**** ROWS ****
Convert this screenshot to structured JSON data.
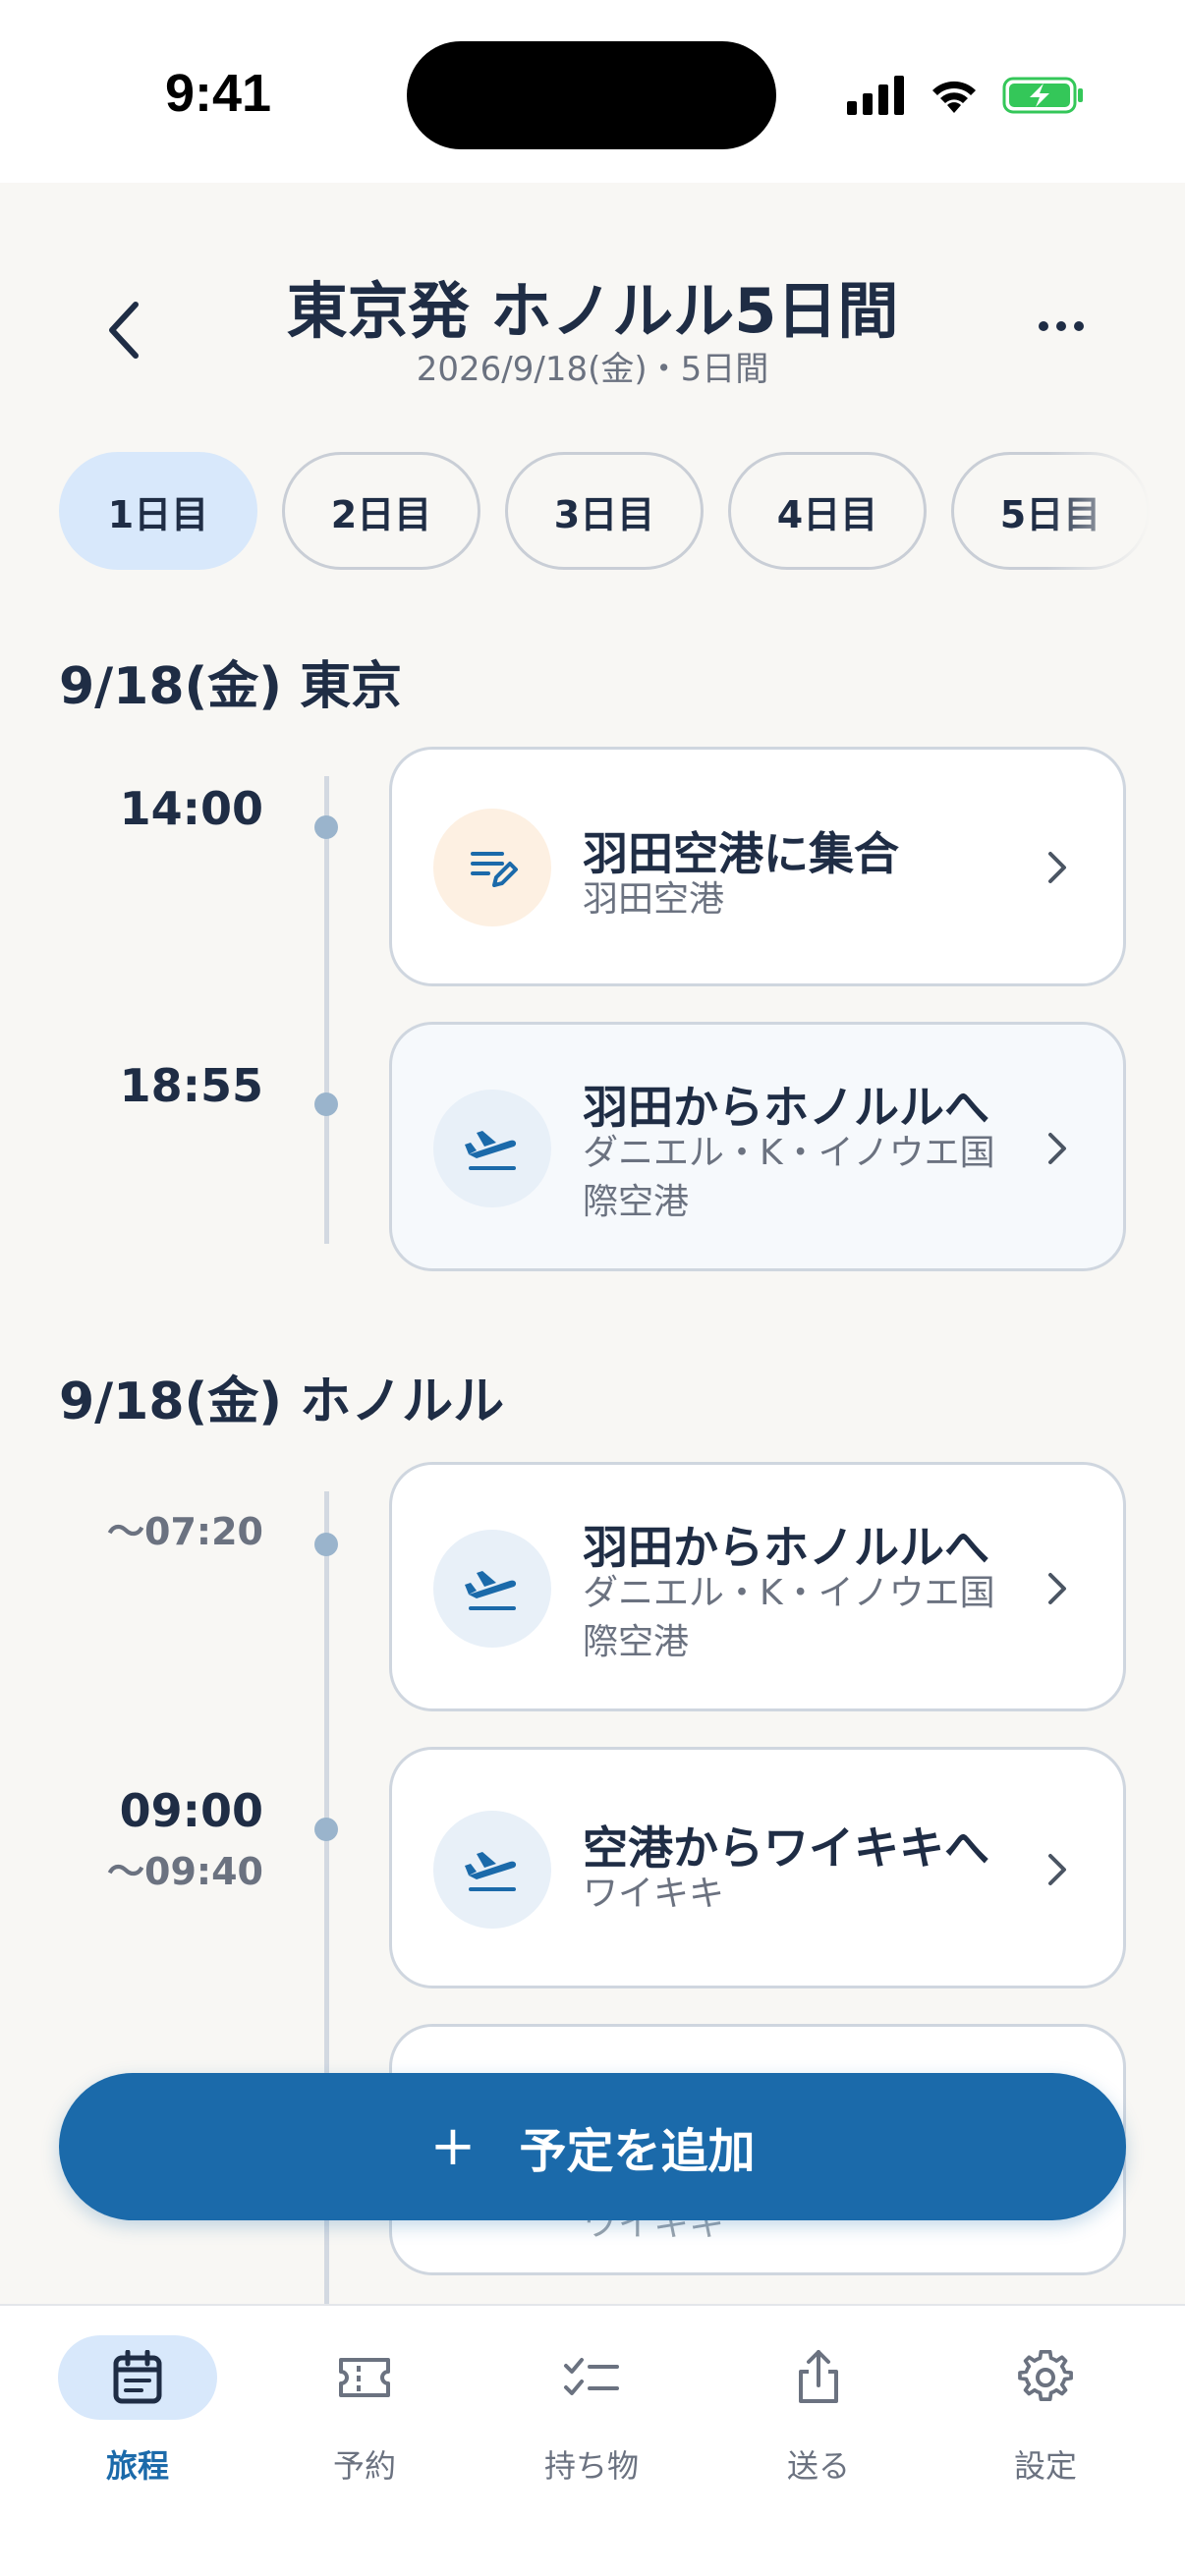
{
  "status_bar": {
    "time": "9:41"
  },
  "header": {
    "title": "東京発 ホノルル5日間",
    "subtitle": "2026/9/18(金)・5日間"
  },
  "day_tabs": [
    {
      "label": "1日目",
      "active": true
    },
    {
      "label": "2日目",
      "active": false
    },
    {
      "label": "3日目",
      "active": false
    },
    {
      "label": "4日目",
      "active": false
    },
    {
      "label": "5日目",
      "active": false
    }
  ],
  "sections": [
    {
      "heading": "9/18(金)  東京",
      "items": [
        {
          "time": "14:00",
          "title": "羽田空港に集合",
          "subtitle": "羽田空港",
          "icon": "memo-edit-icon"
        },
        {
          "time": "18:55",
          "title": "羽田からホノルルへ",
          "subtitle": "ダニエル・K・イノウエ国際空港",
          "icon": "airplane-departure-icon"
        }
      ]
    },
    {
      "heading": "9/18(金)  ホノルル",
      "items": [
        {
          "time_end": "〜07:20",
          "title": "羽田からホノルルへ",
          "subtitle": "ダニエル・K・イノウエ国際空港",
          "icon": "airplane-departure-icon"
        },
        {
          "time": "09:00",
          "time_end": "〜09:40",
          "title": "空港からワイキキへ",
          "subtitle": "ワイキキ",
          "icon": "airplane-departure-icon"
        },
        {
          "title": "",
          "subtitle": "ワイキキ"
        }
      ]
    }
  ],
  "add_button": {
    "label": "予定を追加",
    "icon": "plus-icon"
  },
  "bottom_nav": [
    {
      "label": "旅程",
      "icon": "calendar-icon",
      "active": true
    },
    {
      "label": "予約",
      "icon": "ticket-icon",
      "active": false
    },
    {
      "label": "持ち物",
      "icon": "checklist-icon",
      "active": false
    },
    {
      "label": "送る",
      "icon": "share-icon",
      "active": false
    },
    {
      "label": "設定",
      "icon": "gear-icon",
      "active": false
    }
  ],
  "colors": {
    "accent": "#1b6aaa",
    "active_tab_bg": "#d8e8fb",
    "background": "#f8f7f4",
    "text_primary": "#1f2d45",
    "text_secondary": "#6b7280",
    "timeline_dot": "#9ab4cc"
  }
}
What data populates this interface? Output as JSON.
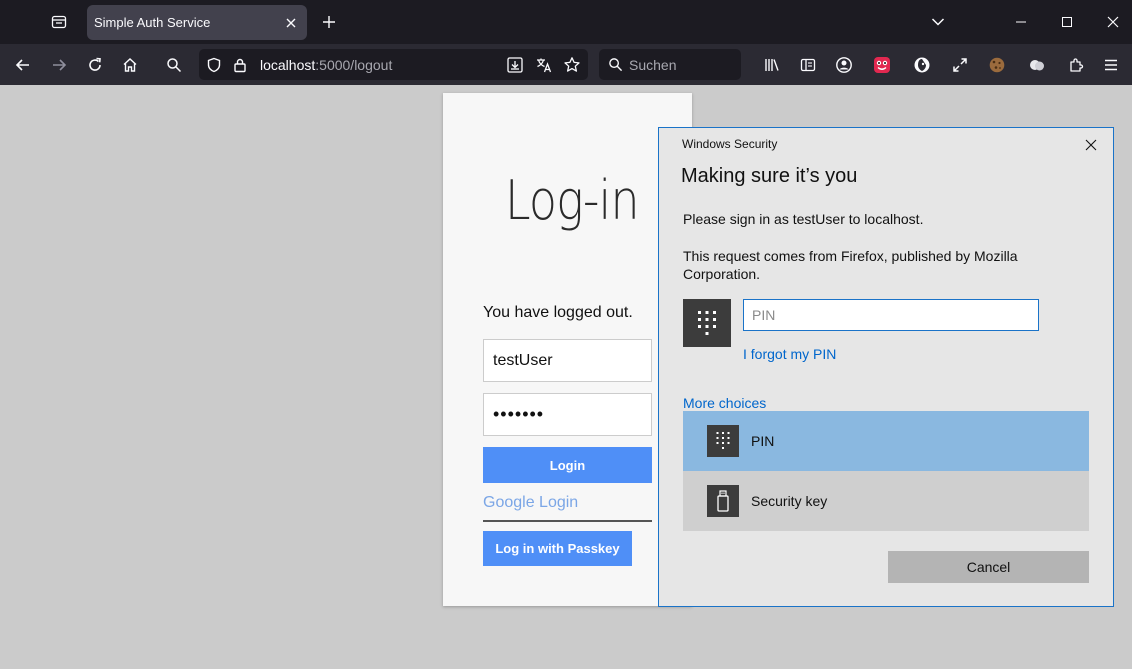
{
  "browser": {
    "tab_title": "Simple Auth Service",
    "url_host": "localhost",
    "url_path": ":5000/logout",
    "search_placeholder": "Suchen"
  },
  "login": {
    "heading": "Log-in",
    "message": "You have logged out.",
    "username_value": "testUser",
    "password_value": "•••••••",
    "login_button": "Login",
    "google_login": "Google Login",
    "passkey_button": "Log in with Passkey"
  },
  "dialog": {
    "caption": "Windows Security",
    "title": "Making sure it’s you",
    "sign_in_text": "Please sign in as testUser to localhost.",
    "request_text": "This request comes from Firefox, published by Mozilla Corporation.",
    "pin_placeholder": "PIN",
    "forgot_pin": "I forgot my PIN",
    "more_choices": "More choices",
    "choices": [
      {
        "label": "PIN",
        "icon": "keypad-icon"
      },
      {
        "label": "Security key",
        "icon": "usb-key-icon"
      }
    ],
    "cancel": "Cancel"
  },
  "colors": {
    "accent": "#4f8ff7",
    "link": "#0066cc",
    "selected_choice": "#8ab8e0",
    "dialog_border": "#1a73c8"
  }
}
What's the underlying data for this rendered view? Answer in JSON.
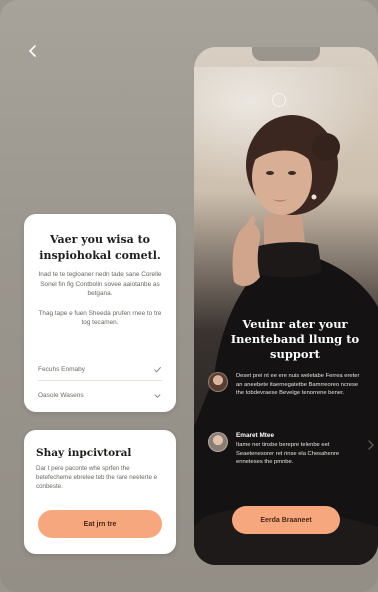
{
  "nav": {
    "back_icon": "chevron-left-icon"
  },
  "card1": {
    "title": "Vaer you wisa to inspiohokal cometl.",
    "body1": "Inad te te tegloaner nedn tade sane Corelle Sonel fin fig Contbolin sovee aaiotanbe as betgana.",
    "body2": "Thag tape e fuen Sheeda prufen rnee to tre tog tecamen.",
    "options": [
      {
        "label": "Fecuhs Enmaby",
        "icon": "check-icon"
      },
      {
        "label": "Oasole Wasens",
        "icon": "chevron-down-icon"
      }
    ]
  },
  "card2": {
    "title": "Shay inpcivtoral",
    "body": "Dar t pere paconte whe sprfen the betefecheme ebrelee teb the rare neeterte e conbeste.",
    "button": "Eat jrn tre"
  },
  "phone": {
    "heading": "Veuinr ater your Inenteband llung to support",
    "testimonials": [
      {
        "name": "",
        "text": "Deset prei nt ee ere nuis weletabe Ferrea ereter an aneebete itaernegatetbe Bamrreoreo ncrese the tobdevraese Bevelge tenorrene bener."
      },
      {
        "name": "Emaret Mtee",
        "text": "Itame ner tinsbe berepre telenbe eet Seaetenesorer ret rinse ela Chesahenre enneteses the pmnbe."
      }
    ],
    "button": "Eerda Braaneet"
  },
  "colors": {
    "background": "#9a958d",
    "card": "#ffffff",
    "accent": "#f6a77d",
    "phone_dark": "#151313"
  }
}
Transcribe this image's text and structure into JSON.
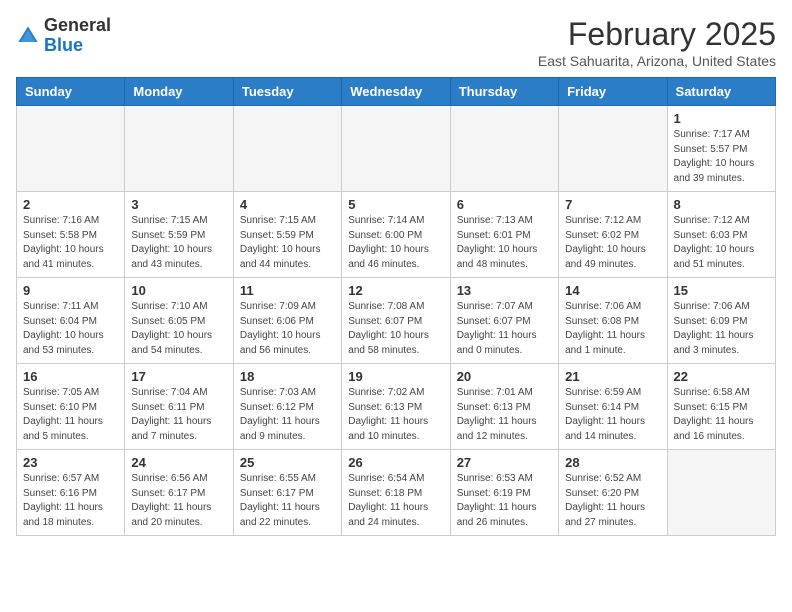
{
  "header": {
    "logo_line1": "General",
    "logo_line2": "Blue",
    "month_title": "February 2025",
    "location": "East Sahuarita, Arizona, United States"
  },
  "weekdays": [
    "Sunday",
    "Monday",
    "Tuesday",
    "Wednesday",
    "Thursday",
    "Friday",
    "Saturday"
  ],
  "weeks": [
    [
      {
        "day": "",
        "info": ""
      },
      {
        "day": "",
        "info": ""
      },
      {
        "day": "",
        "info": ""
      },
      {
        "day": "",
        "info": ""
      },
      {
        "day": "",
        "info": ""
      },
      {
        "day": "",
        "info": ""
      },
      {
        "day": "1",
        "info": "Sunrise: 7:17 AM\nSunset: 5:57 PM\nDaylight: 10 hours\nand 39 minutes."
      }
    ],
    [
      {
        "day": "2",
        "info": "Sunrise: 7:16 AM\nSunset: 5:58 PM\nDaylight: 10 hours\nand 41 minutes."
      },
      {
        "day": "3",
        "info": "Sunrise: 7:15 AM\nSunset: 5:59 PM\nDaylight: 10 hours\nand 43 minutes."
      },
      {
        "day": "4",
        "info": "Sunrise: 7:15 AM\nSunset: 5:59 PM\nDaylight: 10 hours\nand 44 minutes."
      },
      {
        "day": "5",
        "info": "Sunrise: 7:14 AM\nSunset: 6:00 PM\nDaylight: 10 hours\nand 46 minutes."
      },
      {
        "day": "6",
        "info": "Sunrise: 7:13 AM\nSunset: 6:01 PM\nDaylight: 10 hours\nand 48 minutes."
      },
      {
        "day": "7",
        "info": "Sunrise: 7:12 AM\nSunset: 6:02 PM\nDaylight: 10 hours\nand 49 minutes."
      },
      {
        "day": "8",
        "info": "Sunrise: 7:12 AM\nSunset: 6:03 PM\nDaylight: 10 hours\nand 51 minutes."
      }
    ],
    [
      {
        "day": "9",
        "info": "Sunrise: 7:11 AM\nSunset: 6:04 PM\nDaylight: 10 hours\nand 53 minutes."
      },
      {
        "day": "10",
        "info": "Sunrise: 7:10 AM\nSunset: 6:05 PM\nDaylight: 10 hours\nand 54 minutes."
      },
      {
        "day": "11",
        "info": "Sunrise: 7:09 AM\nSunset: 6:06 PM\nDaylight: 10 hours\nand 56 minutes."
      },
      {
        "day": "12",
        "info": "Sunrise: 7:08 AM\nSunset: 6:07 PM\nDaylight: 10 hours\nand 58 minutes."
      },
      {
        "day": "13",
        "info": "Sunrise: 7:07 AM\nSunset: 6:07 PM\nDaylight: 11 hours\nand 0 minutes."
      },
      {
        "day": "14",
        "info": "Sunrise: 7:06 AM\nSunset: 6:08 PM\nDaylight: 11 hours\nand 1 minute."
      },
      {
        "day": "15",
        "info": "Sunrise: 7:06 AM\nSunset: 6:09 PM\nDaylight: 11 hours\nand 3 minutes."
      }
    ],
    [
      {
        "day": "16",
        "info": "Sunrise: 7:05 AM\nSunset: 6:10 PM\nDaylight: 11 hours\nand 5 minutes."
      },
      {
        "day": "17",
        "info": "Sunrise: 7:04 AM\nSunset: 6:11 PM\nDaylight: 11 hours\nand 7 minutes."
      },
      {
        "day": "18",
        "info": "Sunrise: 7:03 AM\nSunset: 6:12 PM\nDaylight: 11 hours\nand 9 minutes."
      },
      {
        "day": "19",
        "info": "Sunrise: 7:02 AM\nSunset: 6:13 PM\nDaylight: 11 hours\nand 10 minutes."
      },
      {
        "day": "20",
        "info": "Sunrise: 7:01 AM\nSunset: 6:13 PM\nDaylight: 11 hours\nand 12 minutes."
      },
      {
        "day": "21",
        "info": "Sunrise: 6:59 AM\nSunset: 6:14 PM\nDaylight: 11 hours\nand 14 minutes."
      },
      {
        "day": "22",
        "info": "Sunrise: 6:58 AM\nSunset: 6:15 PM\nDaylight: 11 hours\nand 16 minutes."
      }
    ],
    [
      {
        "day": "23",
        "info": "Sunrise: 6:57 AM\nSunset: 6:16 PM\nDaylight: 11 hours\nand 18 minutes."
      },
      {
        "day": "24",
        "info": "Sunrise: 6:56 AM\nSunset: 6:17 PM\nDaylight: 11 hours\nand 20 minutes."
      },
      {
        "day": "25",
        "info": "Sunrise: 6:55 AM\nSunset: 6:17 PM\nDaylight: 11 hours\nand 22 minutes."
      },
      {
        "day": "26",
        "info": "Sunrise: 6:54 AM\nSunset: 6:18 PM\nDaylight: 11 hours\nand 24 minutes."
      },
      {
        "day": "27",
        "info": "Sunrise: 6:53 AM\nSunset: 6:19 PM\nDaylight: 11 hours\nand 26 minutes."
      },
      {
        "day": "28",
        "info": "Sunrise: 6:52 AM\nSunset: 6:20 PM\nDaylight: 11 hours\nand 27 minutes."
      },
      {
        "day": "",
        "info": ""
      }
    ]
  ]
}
****
* WRITTEN INSTRUCTION: Collect from the data above every line that includes "accent".

* SOLUTION TO THIS EXERCISE:
    "accent": "#1b6aaa",
    "accent": "#4f8ff7",
    "accent": "#f6a77d",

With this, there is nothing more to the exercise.